* _INPUT_
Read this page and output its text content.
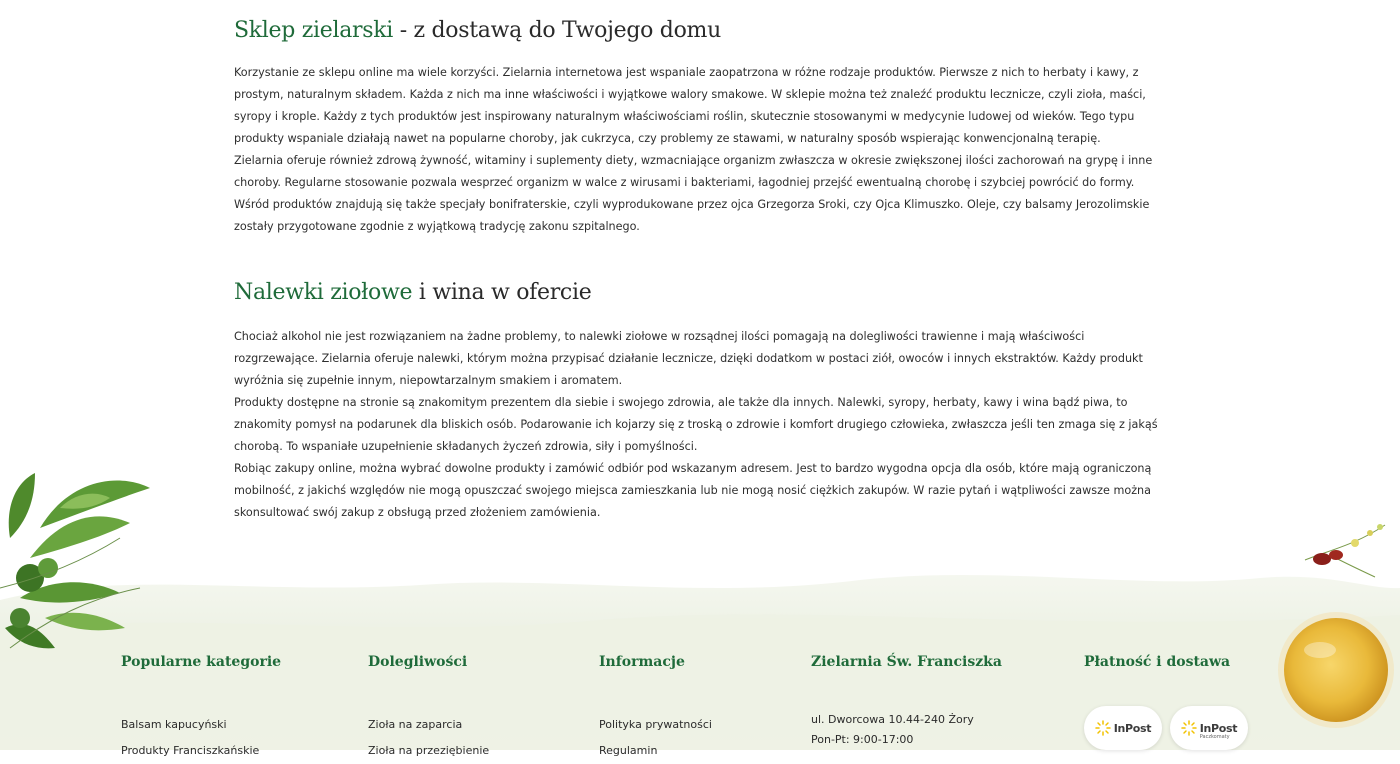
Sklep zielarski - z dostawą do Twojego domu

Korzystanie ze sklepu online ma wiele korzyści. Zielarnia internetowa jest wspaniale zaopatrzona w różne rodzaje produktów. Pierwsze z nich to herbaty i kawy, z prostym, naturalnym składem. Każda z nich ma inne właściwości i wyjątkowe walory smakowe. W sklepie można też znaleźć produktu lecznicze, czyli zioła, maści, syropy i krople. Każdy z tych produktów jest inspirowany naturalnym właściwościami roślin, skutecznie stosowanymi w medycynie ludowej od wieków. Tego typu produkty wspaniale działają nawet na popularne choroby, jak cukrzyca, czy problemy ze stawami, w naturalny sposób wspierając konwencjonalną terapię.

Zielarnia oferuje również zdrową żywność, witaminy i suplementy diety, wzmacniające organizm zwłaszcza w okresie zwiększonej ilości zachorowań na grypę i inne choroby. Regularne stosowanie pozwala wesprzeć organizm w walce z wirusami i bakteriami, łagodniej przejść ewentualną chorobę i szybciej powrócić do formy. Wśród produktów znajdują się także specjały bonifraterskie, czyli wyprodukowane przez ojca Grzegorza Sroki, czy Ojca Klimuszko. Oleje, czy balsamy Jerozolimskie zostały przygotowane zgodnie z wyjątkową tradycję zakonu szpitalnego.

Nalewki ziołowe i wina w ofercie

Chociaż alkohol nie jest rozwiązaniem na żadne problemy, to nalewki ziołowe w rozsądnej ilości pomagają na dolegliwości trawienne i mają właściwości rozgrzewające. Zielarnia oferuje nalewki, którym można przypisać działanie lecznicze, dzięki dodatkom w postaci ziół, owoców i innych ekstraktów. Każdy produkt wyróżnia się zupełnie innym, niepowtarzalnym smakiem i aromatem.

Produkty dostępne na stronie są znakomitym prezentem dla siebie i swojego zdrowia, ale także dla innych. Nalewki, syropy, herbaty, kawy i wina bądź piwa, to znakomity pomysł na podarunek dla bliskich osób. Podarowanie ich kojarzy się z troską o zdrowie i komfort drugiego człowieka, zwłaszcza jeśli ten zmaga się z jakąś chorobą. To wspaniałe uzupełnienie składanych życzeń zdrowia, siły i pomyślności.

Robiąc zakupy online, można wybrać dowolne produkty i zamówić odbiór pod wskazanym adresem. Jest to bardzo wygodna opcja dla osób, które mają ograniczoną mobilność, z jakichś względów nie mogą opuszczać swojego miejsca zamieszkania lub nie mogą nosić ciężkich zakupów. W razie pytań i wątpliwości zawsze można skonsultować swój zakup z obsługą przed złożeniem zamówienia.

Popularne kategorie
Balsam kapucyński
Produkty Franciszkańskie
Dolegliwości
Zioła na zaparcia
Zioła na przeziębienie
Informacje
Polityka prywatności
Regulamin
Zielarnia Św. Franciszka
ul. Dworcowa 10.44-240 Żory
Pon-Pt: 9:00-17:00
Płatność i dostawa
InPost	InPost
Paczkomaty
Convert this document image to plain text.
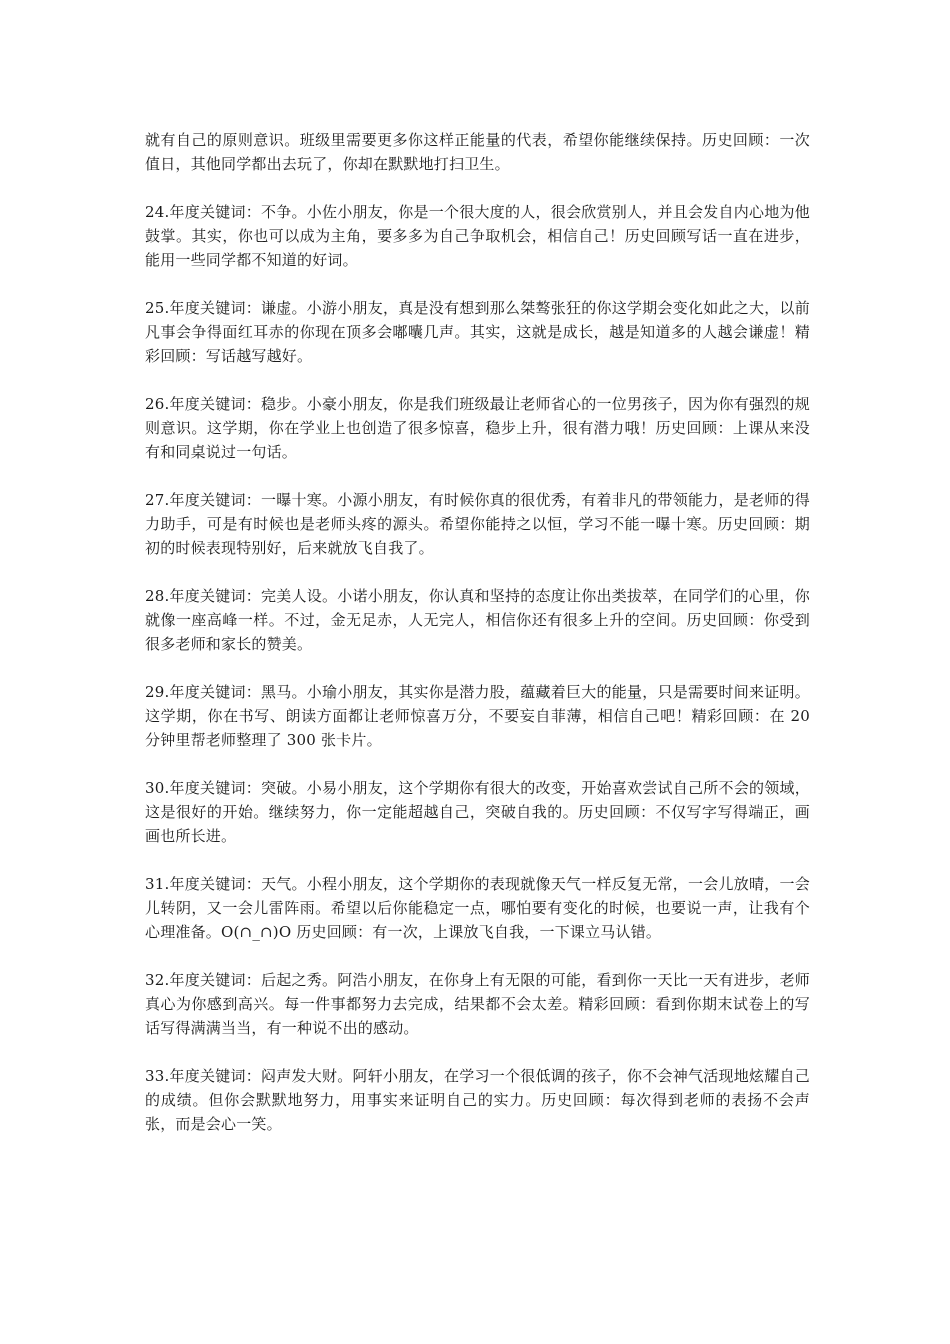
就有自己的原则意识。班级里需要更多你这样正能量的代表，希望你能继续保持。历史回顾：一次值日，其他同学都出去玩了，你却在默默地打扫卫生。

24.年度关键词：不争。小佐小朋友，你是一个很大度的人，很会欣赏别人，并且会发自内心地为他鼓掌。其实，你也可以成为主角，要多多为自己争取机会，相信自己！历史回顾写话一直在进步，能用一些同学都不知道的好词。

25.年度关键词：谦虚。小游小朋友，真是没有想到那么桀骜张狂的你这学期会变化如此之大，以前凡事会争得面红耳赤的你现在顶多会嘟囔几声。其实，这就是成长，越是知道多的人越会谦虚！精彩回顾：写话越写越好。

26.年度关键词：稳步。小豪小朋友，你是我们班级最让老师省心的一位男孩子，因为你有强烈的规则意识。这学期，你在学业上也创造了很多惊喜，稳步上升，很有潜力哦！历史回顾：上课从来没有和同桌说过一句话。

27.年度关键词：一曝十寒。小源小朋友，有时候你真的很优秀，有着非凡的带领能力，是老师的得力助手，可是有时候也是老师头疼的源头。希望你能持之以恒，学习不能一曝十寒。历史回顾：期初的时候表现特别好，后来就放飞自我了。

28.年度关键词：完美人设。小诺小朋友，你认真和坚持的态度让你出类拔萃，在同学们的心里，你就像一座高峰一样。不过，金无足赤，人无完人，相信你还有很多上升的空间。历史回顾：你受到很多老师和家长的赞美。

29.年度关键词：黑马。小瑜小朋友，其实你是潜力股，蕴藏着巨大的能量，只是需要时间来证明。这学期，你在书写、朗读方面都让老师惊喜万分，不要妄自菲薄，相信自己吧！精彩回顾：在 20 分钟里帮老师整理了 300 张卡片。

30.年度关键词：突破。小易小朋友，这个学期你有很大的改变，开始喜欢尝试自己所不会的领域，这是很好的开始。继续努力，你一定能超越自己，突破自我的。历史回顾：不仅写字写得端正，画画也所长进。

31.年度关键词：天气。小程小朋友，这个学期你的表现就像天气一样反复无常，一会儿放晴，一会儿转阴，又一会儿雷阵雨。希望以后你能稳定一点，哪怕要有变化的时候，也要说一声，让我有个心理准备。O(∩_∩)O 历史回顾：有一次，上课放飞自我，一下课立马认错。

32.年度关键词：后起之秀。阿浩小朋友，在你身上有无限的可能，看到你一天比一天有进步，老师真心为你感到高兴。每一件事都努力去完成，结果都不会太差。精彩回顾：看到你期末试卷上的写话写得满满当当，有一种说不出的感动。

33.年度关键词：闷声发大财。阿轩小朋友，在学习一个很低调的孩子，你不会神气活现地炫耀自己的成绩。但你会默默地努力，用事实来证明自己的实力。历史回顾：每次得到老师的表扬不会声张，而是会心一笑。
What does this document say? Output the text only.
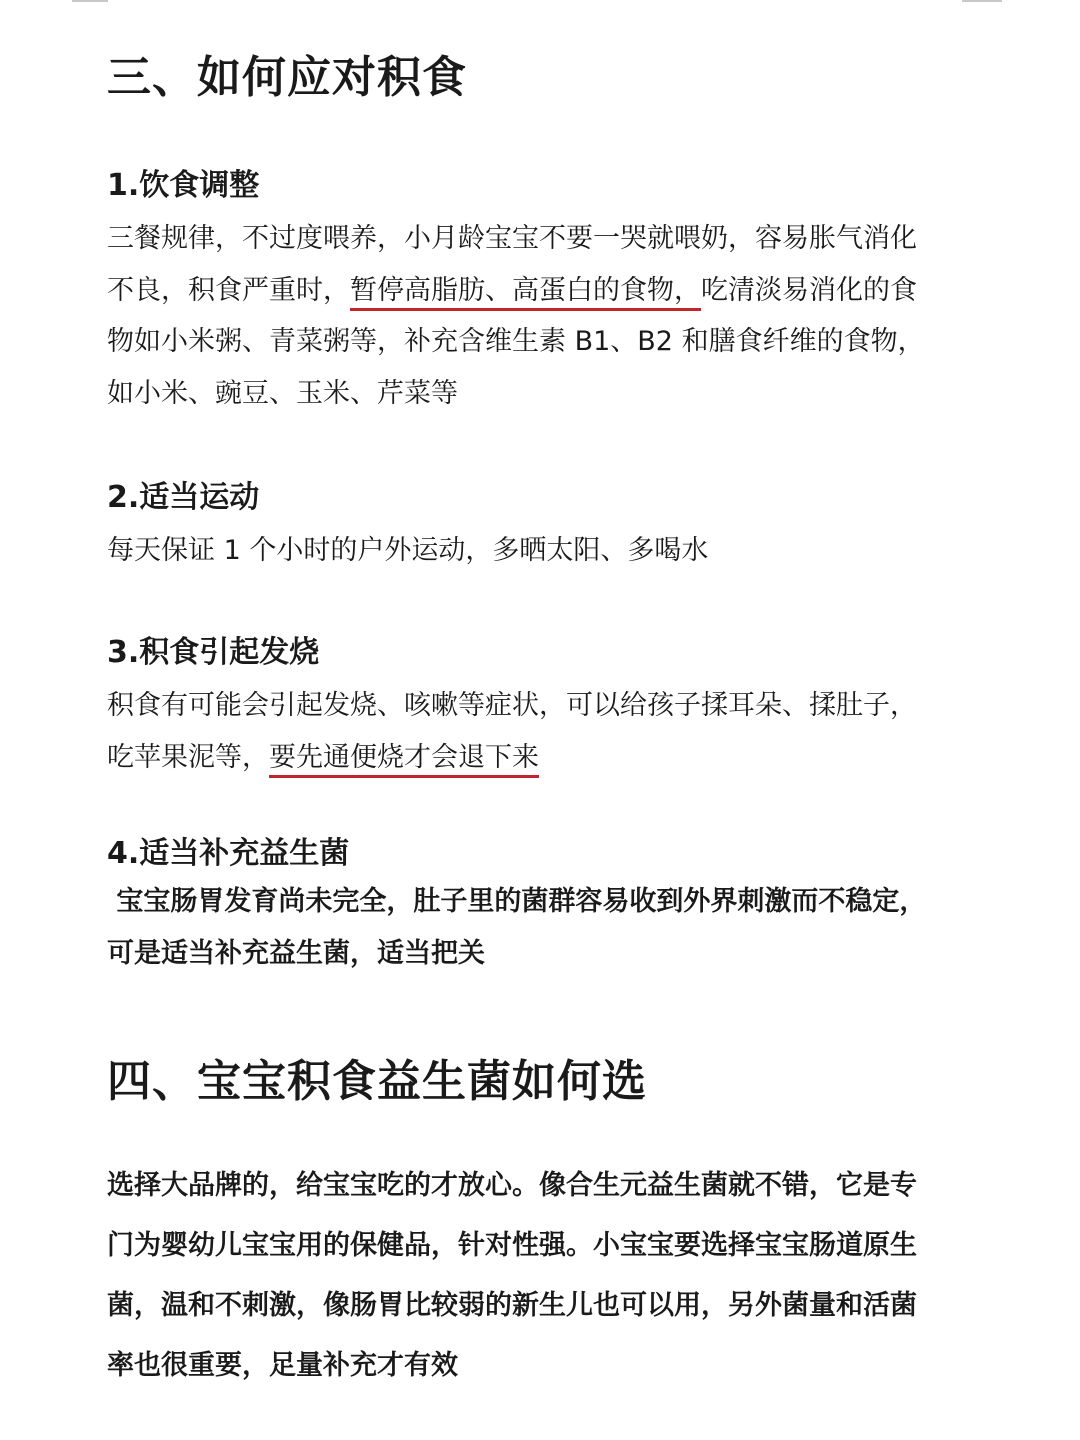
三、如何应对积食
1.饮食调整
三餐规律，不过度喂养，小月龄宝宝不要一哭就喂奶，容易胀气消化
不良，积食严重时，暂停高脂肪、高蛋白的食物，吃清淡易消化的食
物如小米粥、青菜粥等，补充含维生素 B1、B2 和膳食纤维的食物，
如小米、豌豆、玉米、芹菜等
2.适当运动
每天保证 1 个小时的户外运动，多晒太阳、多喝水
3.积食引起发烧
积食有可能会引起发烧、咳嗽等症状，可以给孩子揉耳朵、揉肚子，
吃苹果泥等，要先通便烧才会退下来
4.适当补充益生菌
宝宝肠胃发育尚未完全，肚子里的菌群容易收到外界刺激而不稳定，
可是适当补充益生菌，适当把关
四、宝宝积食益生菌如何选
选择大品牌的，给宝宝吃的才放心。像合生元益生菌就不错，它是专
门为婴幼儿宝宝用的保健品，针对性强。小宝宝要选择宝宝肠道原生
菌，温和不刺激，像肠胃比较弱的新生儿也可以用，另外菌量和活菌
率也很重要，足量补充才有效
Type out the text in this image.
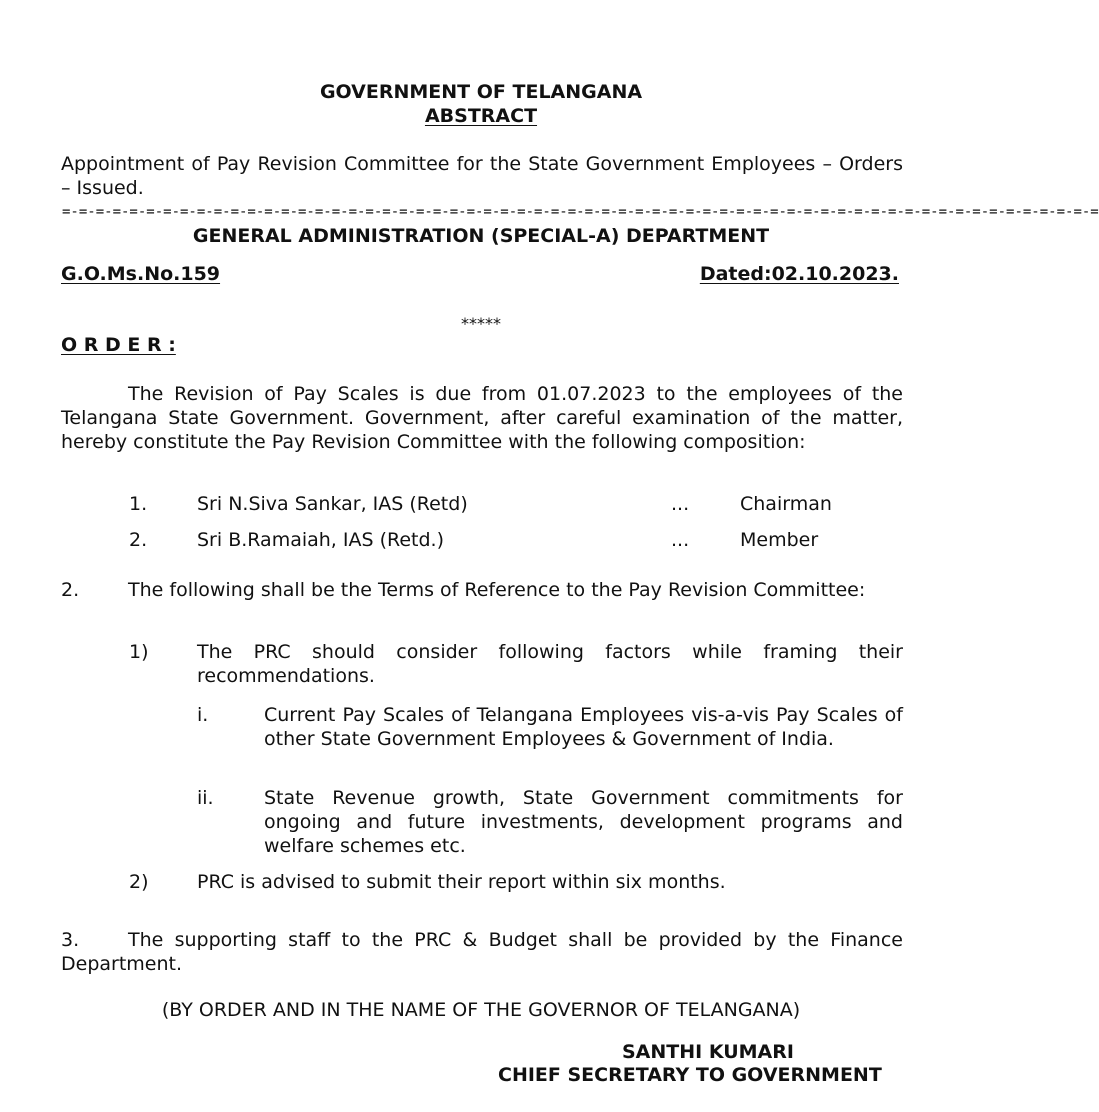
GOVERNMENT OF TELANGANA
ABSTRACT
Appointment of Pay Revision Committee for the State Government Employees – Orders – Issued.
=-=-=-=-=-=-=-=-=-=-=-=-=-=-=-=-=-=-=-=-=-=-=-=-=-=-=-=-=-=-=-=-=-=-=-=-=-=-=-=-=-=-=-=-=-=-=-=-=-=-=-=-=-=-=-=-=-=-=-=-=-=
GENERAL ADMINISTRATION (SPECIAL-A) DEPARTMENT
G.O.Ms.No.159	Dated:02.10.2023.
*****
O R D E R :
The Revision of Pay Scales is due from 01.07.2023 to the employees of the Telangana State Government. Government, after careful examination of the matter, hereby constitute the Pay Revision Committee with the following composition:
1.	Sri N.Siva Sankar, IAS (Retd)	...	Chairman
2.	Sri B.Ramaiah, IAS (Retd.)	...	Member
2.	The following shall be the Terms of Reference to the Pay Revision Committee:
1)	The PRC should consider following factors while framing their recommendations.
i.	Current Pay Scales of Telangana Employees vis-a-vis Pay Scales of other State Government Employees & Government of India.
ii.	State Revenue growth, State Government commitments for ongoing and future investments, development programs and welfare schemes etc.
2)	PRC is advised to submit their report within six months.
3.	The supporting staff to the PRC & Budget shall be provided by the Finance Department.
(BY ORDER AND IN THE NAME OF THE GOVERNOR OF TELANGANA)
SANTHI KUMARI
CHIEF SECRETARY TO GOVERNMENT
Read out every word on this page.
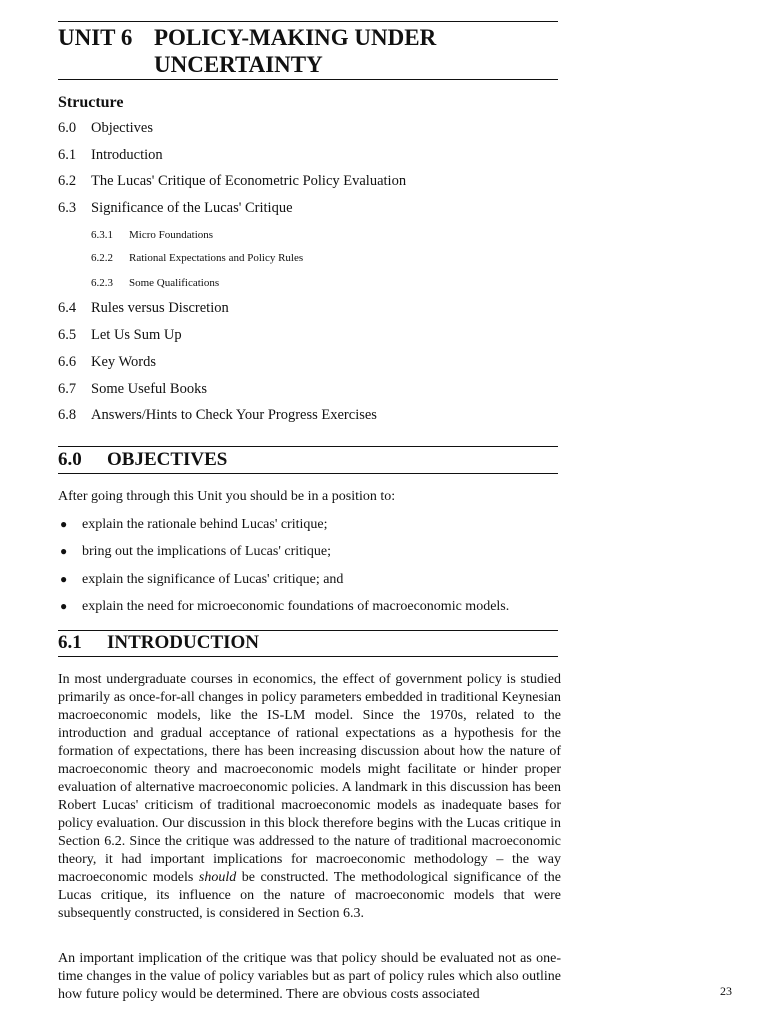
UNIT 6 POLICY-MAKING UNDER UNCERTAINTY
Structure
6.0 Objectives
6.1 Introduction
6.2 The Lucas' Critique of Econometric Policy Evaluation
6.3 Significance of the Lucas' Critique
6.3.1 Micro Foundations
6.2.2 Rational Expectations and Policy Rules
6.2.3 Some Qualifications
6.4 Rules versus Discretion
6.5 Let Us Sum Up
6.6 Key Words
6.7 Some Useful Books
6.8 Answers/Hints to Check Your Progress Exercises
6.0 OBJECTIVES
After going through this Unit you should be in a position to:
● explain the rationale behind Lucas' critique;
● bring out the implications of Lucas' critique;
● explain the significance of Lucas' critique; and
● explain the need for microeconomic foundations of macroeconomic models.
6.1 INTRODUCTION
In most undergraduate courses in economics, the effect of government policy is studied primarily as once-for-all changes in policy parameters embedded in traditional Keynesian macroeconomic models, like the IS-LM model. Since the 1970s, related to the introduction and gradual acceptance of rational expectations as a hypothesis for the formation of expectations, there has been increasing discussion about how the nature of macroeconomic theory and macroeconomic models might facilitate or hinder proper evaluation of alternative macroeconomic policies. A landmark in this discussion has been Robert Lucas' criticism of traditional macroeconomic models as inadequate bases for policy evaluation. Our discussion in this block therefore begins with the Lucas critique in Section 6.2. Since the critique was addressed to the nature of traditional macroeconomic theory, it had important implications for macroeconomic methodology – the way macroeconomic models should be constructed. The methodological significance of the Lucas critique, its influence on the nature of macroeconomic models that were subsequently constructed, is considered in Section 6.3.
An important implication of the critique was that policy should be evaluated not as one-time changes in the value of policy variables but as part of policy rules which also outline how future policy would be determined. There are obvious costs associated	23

* _AIM OF THE EXERCISE_
State how many lines of the entries above include the word "Committee", offering no text other than the number.

* _RESULT OF THE TASK_
3